== DATA SECTION ==

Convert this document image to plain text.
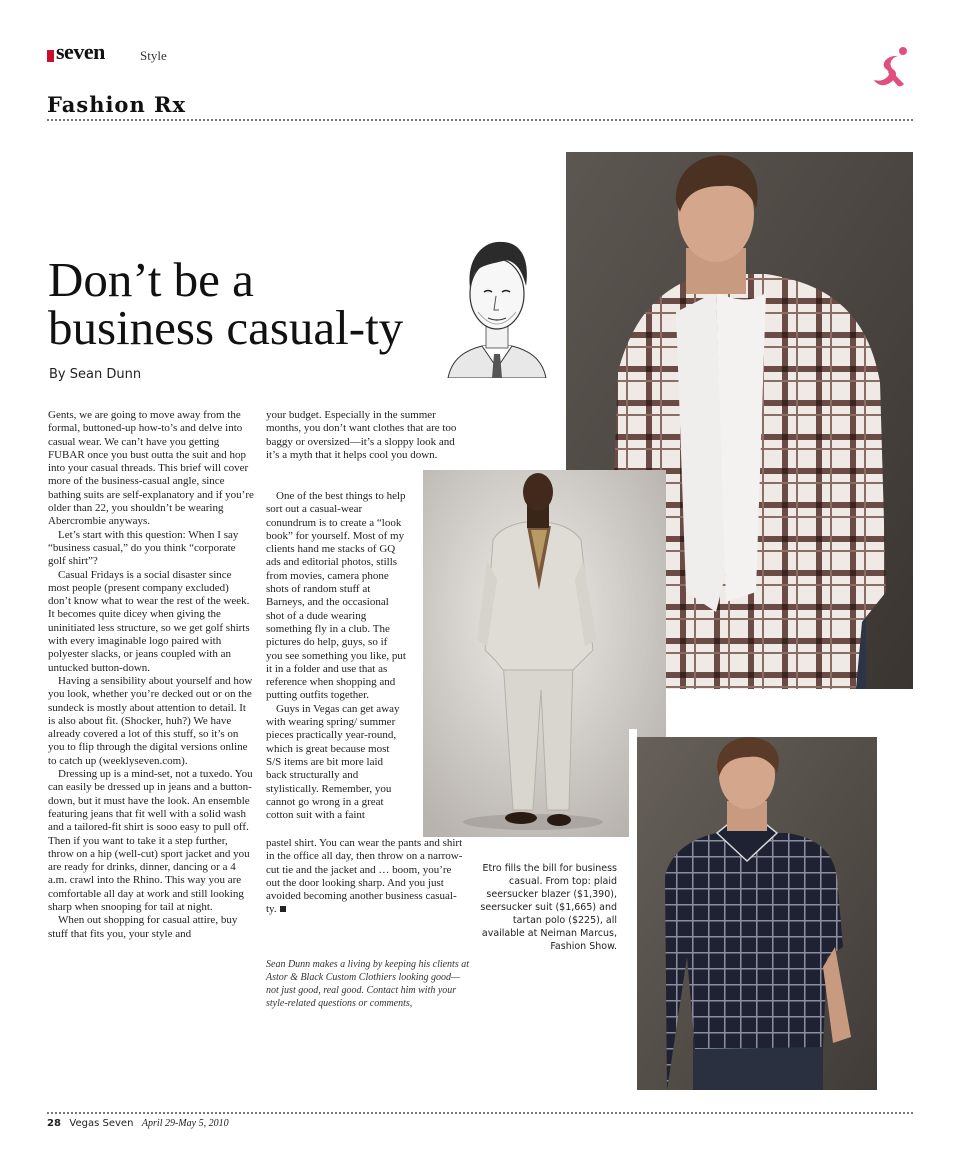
seven	Style
Fashion Rx
Don’t be a
business casual-ty
By Sean Dunn

Gents, we are going to move away from the formal, buttoned-up how-to’s and delve into casual wear. We can’t have you getting FUBAR once you bust outta the suit and hop into your casual threads. This brief will cover more of the business-casual angle, since bathing suits are self-explanatory and if you’re older than 22, you shouldn’t be wearing Abercrombie anyways.

Let’s start with this question: When I say “business casual,” do you think “corporate golf shirt”?

Casual Fridays is a social disaster since most people (present company excluded) don’t know what to wear the rest of the week. It becomes quite dicey when giving the uninitiated less structure, so we get golf shirts with every imaginable logo paired with polyester slacks, or jeans coupled with an untucked button-down.

Having a sensibility about yourself and how you look, whether you’re decked out or on the sundeck is mostly about attention to detail. It is also about fit. (Shocker, huh?) We have already covered a lot of this stuff, so it’s on you to flip through the digital versions online to catch up (weeklyseven.com).

Dressing up is a mind-set, not a tuxedo. You can easily be dressed up in jeans and a button-down, but it must have the look. An ensemble featuring jeans that fit well with a solid wash and a tailored-fit shirt is sooo easy to pull off. Then if you want to take it a step further, throw on a hip (well-cut) sport jacket and you are ready for drinks, dinner, dancing or a 4 a.m. crawl into the Rhino. This way you are comfortable all day at work and still looking sharp when snooping for tail at night.

When out shopping for casual attire, buy stuff that fits you, your style and

your budget. Especially in the summer months, you don’t want clothes that are too baggy or oversized—it’s a sloppy look and it’s a myth that it helps cool you down.

One of the best things to help sort out a casual-wear conundrum is to create a “look book” for yourself. Most of my clients hand me stacks of GQ ads and editorial photos, stills from movies, camera phone shots of random stuff at Barneys, and the occasional shot of a dude wearing something fly in a club. The pictures do help, guys, so if you see something you like, put it in a folder and use that as reference when shopping and putting outfits together.

Guys in Vegas can get away with wearing spring/ summer pieces practically year-round, which is great because most S/S items are bit more laid back structurally and stylistically. Remember, you cannot go wrong in a great cotton suit with a faint

pastel shirt. You can wear the pants and shirt in the office all day, then throw on a narrow-cut tie and the jacket and … boom, you’re out the door looking sharp. And you just avoided becoming another business casual-ty.

Sean Dunn makes a living by keeping his clients at Astor & Black Custom Clothiers looking good—not just good, real good. Contact him with your style-related questions or comments,
Etro fills the bill for business casual. From top: plaid seersucker blazer ($1,390), seersucker suit ($1,665) and tartan polo ($225), all available at Neiman Marcus, Fashion Show.
28 Vegas Seven April 29-May 5, 2010
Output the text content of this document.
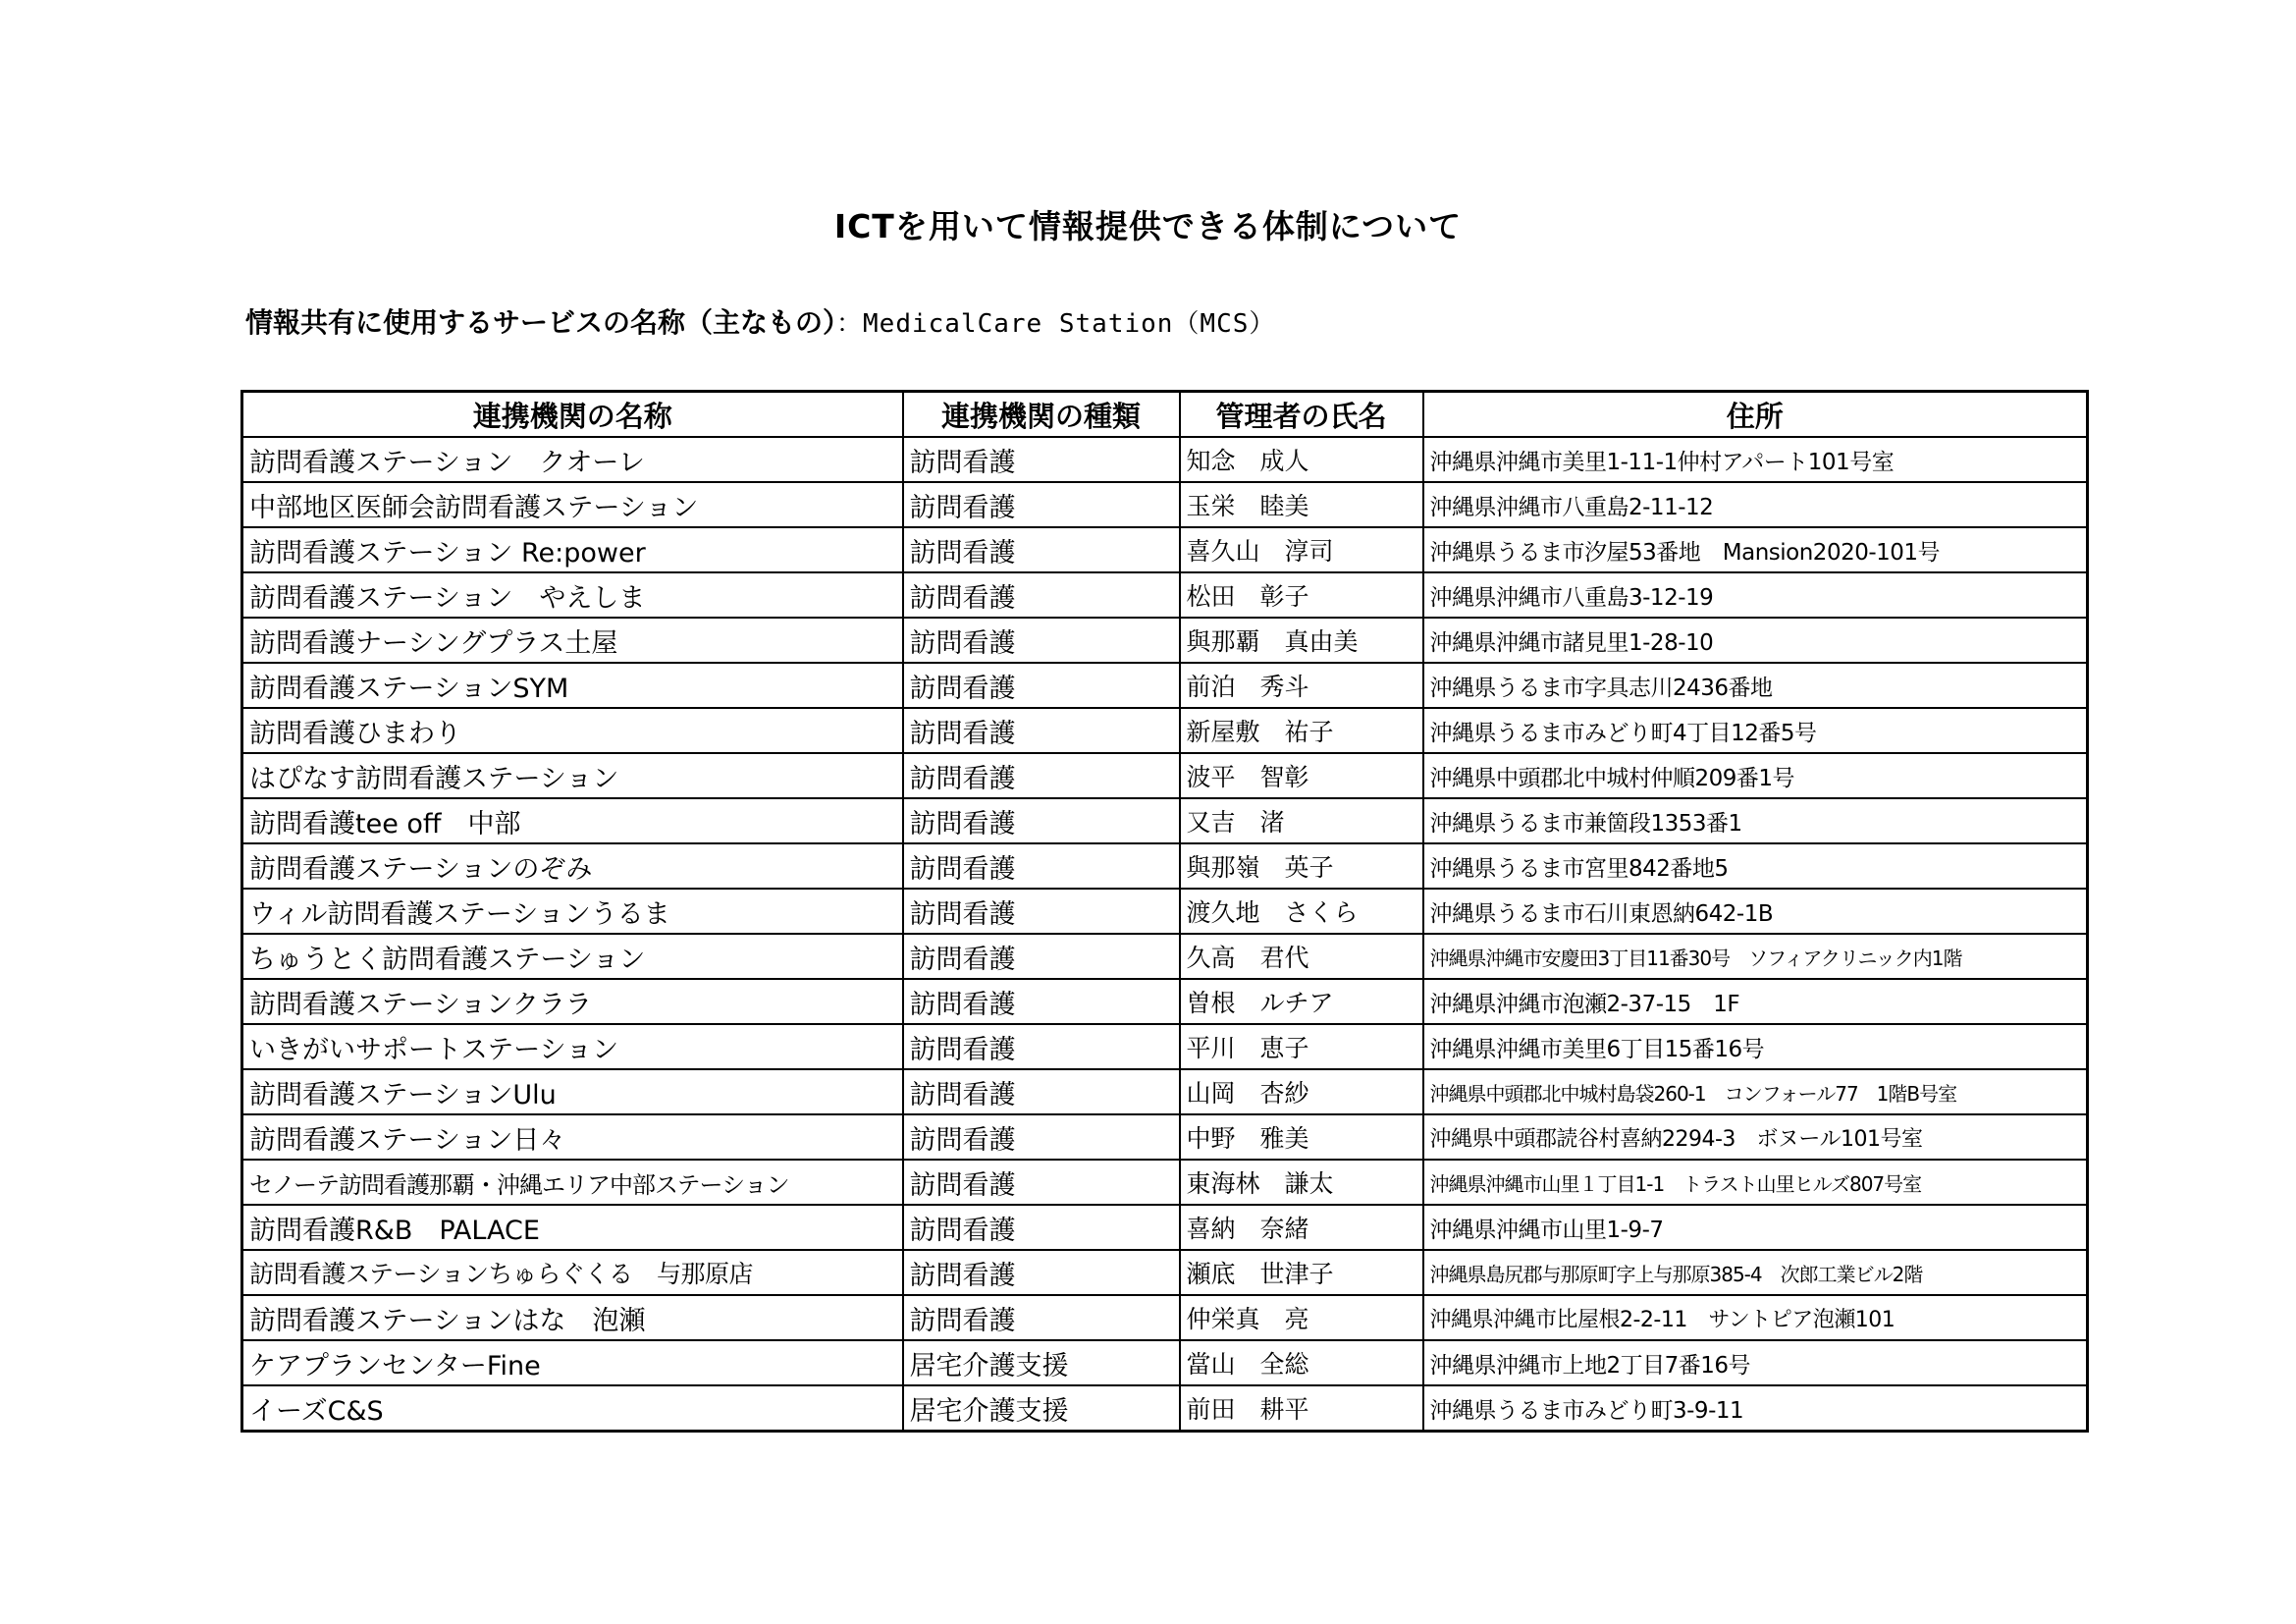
ICTを用いて情報提供できる体制について
情報共有に使用するサービスの名称（主なもの）：MedicalCare Station（MCS）
連携機関の名称	連携機関の種類	管理者の氏名	住所
訪問看護ステーション　クオーレ	訪問看護	知念　成人	沖縄県沖縄市美里1-11-1仲村アパート101号室
中部地区医師会訪問看護ステーション	訪問看護	玉栄　睦美	沖縄県沖縄市八重島2-11-12
訪問看護ステーション Re:power	訪問看護	喜久山　淳司	沖縄県うるま市汐屋53番地　Mansion2020-101号
訪問看護ステーション　やえしま	訪問看護	松田　彰子	沖縄県沖縄市八重島3-12-19
訪問看護ナーシングプラス土屋	訪問看護	與那覇　真由美	沖縄県沖縄市諸見里1-28-10
訪問看護ステーションSYM	訪問看護	前泊　秀斗	沖縄県うるま市字具志川2436番地
訪問看護ひまわり	訪問看護	新屋敷　祐子	沖縄県うるま市みどり町4丁目12番5号
はぴなす訪問看護ステーション	訪問看護	波平　智彰	沖縄県中頭郡北中城村仲順209番1号
訪問看護tee off　中部	訪問看護	又吉　渚	沖縄県うるま市兼箇段1353番1
訪問看護ステーションのぞみ	訪問看護	與那嶺　英子	沖縄県うるま市宮里842番地5
ウィル訪問看護ステーションうるま	訪問看護	渡久地　さくら	沖縄県うるま市石川東恩納642-1B
ちゅうとく訪問看護ステーション	訪問看護	久高　君代	沖縄県沖縄市安慶田3丁目11番30号　ソフィアクリニック内1階
訪問看護ステーションクララ	訪問看護	曽根　ルチア	沖縄県沖縄市泡瀬2-37-15　1F
いきがいサポートステーション	訪問看護	平川　恵子	沖縄県沖縄市美里6丁目15番16号
訪問看護ステーションUlu	訪問看護	山岡　杏紗	沖縄県中頭郡北中城村島袋260-1　コンフォール77　1階B号室
訪問看護ステーション日々	訪問看護	中野　雅美	沖縄県中頭郡読谷村喜納2294-3　ボヌール101号室
セノーテ訪問看護那覇・沖縄エリア中部ステーション	訪問看護	東海林　謙太	沖縄県沖縄市山里１丁目1-1　トラスト山里ヒルズ807号室
訪問看護R&B　PALACE	訪問看護	喜納　奈緒	沖縄県沖縄市山里1-9-7
訪問看護ステーションちゅらぐくる　与那原店	訪問看護	瀬底　世津子	沖縄県島尻郡与那原町字上与那原385-4　次郎工業ビル2階
訪問看護ステーションはな　泡瀬	訪問看護	仲栄真　亮	沖縄県沖縄市比屋根2-2-11　サントピア泡瀬101
ケアプランセンターFine	居宅介護支援	當山　全総	沖縄県沖縄市上地2丁目7番16号
イーズC&S	居宅介護支援	前田　耕平	沖縄県うるま市みどり町3-9-11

===

YOUR TASK:
Only the lines from the line bearing "Output the text content of this document." to the end of the listing above, both inclusive, should be extracted verbatim; the pictures are excluded.

REPLY TO THE TASK:
Output the text content of this document.
ICTを用いて情報提供できる体制について
情報共有に使用するサービスの名称（主なもの）：MedicalCare Station（MCS）
連携機関の名称	連携機関の種類	管理者の氏名	住所
訪問看護ステーション　クオーレ	訪問看護	知念　成人	沖縄県沖縄市美里1-11-1仲村アパート101号室
中部地区医師会訪問看護ステーション	訪問看護	玉栄　睦美	沖縄県沖縄市八重島2-11-12
訪問看護ステーション Re:power	訪問看護	喜久山　淳司	沖縄県うるま市汐屋53番地　Mansion2020-101号
訪問看護ステーション　やえしま	訪問看護	松田　彰子	沖縄県沖縄市八重島3-12-19
訪問看護ナーシングプラス土屋	訪問看護	與那覇　真由美	沖縄県沖縄市諸見里1-28-10
訪問看護ステーションSYM	訪問看護	前泊　秀斗	沖縄県うるま市字具志川2436番地
訪問看護ひまわり	訪問看護	新屋敷　祐子	沖縄県うるま市みどり町4丁目12番5号
はぴなす訪問看護ステーション	訪問看護	波平　智彰	沖縄県中頭郡北中城村仲順209番1号
訪問看護tee off　中部	訪問看護	又吉　渚	沖縄県うるま市兼箇段1353番1
訪問看護ステーションのぞみ	訪問看護	與那嶺　英子	沖縄県うるま市宮里842番地5
ウィル訪問看護ステーションうるま	訪問看護	渡久地　さくら	沖縄県うるま市石川東恩納642-1B
ちゅうとく訪問看護ステーション	訪問看護	久高　君代	沖縄県沖縄市安慶田3丁目11番30号　ソフィアクリニック内1階
訪問看護ステーションクララ	訪問看護	曽根　ルチア	沖縄県沖縄市泡瀬2-37-15　1F
いきがいサポートステーション	訪問看護	平川　恵子	沖縄県沖縄市美里6丁目15番16号
訪問看護ステーションUlu	訪問看護	山岡　杏紗	沖縄県中頭郡北中城村島袋260-1　コンフォール77　1階B号室
訪問看護ステーション日々	訪問看護	中野　雅美	沖縄県中頭郡読谷村喜納2294-3　ボヌール101号室
セノーテ訪問看護那覇・沖縄エリア中部ステーション	訪問看護	東海林　謙太	沖縄県沖縄市山里１丁目1-1　トラスト山里ヒルズ807号室
訪問看護R&B　PALACE	訪問看護	喜納　奈緒	沖縄県沖縄市山里1-9-7
訪問看護ステーションちゅらぐくる　与那原店	訪問看護	瀬底　世津子	沖縄県島尻郡与那原町字上与那原385-4　次郎工業ビル2階
訪問看護ステーションはな　泡瀬	訪問看護	仲栄真　亮	沖縄県沖縄市比屋根2-2-11　サントピア泡瀬101
ケアプランセンターFine	居宅介護支援	當山　全総	沖縄県沖縄市上地2丁目7番16号
イーズC&S	居宅介護支援	前田　耕平	沖縄県うるま市みどり町3-9-11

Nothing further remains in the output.